Requirements
Pull out every line below that holds the word "huáng".

Data for this exercise
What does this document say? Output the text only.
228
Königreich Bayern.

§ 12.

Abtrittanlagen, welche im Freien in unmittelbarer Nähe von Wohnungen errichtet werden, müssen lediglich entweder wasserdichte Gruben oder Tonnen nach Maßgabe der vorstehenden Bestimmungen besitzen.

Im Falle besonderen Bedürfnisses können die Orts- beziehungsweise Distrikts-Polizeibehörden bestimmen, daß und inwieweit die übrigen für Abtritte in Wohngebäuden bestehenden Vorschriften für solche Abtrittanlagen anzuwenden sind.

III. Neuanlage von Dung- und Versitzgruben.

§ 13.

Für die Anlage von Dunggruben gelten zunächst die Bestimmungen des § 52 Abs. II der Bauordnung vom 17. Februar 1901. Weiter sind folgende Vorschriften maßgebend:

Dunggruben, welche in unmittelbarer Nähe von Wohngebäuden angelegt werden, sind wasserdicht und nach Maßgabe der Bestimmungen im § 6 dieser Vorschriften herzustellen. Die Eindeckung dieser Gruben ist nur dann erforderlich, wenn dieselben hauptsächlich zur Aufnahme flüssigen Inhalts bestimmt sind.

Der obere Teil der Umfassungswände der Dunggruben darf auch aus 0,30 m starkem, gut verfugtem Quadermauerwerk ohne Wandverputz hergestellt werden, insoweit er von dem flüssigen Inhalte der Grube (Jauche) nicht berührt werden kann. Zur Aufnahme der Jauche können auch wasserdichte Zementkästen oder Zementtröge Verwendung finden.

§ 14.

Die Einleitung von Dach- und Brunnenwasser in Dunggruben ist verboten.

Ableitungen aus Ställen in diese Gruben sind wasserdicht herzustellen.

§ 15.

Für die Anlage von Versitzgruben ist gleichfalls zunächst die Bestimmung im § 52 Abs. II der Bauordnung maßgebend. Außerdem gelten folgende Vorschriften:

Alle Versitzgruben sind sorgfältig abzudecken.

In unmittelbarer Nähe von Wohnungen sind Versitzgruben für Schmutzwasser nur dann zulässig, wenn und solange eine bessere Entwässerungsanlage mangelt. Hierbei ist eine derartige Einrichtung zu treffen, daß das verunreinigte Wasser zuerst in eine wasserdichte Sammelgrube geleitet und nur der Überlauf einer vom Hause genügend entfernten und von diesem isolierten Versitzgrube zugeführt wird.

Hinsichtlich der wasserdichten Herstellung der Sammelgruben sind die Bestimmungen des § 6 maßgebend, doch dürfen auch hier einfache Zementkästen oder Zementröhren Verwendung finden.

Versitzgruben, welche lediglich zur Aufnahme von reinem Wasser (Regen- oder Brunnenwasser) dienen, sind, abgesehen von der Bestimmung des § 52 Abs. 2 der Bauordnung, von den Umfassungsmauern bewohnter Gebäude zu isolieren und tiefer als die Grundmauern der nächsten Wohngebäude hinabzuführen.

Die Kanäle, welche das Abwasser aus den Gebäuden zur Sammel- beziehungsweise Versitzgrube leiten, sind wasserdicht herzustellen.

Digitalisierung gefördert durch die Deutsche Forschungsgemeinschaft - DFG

==

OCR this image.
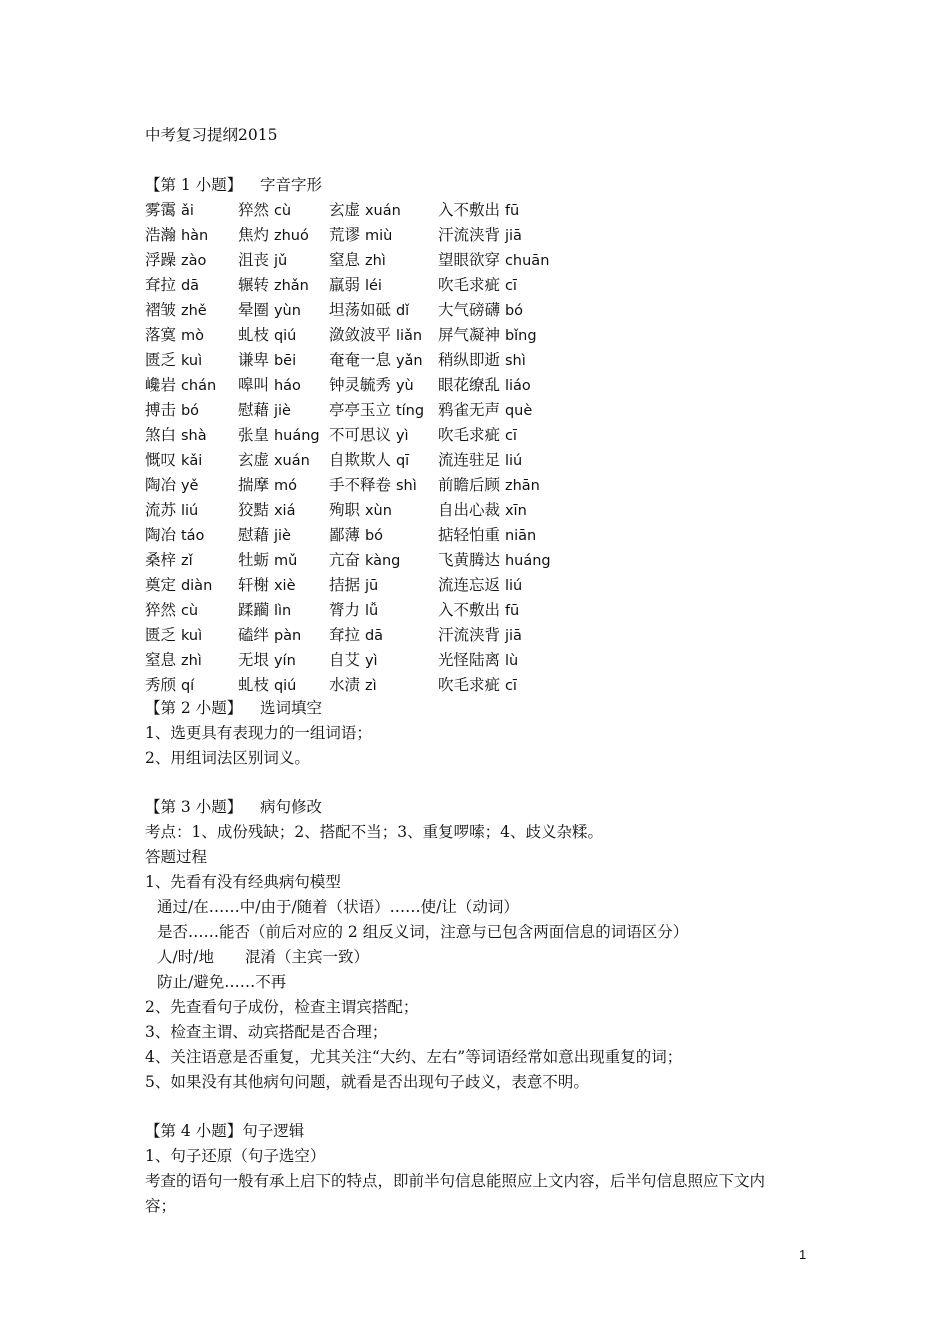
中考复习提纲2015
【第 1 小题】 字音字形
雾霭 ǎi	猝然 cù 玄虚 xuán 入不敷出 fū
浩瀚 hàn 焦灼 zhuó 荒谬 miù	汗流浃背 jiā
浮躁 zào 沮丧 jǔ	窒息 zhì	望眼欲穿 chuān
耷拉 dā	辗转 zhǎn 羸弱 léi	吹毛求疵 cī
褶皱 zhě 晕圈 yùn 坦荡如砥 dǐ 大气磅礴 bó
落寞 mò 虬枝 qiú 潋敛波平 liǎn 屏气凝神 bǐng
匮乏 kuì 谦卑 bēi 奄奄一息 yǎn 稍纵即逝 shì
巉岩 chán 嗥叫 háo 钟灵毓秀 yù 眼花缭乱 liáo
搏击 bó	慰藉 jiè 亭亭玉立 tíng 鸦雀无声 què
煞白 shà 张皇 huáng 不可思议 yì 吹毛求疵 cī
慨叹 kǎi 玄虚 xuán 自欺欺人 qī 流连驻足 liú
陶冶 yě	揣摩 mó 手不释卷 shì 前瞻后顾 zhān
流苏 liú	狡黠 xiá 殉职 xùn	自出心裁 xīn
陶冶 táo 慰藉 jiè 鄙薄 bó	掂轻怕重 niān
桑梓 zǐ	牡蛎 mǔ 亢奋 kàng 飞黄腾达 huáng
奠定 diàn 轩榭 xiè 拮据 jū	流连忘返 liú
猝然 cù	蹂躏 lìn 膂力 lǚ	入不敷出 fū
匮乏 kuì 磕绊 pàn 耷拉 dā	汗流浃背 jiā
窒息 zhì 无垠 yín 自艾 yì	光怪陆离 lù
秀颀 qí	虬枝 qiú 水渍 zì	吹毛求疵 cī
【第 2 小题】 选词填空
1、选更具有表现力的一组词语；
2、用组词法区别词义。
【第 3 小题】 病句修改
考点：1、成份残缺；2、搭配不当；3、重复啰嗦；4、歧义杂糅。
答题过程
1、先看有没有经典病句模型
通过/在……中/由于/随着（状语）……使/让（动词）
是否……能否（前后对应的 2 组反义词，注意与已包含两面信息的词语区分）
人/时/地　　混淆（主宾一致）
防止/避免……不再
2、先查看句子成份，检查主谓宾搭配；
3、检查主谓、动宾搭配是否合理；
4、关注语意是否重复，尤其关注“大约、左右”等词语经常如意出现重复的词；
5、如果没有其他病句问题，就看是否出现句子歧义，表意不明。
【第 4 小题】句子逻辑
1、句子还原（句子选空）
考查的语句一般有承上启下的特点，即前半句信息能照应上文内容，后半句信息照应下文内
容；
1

The answer
煞白 shà 张皇 huáng 不可思议 yì 吹毛求疵 cī
桑梓 zǐ	牡蛎 mǔ 亢奋 kàng 飞黄腾达 huáng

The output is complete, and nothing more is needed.